**Stated exercise**:
Reproduce the rows from the start of the rows up to and including the line containing "paths-list[interactable]: [300, 8, 459, 263]", substituting "clickable" for every occurrence of "interactable" and leaving everything else unchanged.

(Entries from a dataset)
>> START
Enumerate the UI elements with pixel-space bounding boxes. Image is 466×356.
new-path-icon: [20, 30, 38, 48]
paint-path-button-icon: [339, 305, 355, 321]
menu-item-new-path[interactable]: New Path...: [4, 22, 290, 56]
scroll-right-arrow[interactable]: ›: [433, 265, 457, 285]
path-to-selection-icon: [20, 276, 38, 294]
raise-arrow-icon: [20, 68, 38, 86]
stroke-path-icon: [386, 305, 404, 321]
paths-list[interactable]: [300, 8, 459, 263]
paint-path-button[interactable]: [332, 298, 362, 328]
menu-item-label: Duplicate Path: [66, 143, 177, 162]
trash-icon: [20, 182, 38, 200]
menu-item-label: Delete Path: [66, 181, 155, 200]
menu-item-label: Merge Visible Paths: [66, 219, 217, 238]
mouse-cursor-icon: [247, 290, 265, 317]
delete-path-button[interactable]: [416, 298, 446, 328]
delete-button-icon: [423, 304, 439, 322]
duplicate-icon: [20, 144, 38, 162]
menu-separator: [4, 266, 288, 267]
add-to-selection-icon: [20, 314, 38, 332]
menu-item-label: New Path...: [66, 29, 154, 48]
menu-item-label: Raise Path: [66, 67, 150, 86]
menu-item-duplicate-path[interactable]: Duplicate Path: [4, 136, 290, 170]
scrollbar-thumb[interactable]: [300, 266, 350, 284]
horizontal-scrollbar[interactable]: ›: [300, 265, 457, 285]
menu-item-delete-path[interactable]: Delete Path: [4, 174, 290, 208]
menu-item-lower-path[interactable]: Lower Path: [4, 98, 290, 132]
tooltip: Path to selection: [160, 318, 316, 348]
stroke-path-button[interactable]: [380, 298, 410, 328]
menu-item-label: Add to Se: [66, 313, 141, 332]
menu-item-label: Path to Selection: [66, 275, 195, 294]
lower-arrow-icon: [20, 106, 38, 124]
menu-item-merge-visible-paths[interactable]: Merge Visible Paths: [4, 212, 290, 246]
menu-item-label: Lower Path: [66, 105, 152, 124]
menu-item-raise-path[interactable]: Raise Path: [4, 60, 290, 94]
>> END
**Output for this task**:
Enumerate the UI elements with pixel-space bounding boxes. Image is 466×356.
new-path-icon: [20, 30, 38, 48]
paint-path-button-icon: [339, 305, 355, 321]
menu-item-new-path[clickable]: New Path...: [4, 22, 290, 56]
scroll-right-arrow[clickable]: ›: [433, 265, 457, 285]
path-to-selection-icon: [20, 276, 38, 294]
raise-arrow-icon: [20, 68, 38, 86]
stroke-path-icon: [386, 305, 404, 321]
paths-list[clickable]: [300, 8, 459, 263]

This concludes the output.